** Records **
-- START --
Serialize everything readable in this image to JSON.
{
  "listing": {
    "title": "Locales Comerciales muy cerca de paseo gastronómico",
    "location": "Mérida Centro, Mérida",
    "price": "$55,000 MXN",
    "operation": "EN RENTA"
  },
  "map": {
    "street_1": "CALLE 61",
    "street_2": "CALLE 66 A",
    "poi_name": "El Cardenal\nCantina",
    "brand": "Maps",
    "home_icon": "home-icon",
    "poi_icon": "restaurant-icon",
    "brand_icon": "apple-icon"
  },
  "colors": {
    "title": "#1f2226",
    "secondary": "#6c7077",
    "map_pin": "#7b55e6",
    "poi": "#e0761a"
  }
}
-- END --
** Do this **
Reproduce all the data word for word.

** Task solution **
Serialize everything readable in this image to JSON.
{
  "listing": {
    "title": "Locales Comerciales muy cerca de paseo gastronómico",
    "location": "Mérida Centro, Mérida",
    "price": "$55,000 MXN",
    "operation": "EN RENTA"
  },
  "map": {
    "street_1": "CALLE 61",
    "street_2": "CALLE 66 A",
    "poi_name": "El Cardenal\nCantina",
    "brand": "Maps",
    "home_icon": "home-icon",
    "poi_icon": "restaurant-icon",
    "brand_icon": "apple-icon"
  },
  "colors": {
    "title": "#1f2226",
    "secondary": "#6c7077",
    "map_pin": "#7b55e6",
    "poi": "#e0761a"
  }
}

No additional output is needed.